Take every line where the string "power" appears and copy it.
++++ Extracted records ++++
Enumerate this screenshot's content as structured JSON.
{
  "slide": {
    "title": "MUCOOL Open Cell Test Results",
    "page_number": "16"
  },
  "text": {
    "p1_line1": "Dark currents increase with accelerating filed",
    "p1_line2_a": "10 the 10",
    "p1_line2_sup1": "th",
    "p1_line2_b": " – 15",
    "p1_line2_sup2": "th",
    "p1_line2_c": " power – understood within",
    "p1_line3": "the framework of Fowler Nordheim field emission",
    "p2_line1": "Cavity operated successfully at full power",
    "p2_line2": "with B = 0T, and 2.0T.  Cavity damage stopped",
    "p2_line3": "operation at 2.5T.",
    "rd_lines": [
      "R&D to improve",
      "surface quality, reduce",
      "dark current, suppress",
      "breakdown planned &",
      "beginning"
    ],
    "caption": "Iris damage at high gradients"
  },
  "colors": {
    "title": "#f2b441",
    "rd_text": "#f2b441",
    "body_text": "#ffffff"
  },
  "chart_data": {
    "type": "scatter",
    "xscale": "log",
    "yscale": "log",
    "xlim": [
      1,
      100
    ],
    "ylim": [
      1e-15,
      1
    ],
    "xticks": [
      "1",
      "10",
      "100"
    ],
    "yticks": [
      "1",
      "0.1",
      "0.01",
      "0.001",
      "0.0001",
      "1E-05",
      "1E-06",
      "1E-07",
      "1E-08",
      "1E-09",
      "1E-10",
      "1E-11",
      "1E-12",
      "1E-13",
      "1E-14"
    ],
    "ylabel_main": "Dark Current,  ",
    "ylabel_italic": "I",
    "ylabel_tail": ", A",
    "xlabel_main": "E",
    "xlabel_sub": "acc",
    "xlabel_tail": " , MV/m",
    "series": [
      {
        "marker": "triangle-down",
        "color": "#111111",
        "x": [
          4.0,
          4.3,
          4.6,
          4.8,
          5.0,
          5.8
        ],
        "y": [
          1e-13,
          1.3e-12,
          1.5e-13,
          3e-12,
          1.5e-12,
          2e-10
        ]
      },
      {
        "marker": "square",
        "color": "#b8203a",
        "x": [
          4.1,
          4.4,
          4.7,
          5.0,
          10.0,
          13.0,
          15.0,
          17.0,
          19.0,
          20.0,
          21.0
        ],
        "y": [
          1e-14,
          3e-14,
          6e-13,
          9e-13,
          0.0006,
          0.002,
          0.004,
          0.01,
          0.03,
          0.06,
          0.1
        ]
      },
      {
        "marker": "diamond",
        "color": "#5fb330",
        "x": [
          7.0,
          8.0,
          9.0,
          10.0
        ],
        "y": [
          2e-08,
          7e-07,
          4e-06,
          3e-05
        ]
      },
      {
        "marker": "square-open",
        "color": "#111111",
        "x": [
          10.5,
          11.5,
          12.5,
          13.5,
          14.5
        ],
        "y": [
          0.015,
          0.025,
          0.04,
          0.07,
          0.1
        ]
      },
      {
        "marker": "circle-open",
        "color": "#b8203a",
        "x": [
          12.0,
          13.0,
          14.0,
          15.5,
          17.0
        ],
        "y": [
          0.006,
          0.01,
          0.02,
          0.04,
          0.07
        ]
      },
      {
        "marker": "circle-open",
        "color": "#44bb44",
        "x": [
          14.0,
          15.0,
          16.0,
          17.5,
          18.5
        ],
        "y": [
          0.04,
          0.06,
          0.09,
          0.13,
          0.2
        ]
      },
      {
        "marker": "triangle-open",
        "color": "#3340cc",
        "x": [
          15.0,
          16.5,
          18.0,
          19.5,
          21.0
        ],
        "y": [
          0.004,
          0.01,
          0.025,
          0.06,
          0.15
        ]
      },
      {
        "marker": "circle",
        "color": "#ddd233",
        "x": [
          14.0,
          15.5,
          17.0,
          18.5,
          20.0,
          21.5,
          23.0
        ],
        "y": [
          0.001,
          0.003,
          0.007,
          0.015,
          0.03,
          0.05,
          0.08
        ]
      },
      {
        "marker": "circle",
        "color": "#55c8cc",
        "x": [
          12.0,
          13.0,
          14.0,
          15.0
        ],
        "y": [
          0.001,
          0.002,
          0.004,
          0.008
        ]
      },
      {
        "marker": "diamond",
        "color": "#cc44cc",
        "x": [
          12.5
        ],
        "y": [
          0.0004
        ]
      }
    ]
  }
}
++++
Output below -
    "p1_line2_c": " power – understood within",
    "p2_line1": "Cavity operated successfully at full power",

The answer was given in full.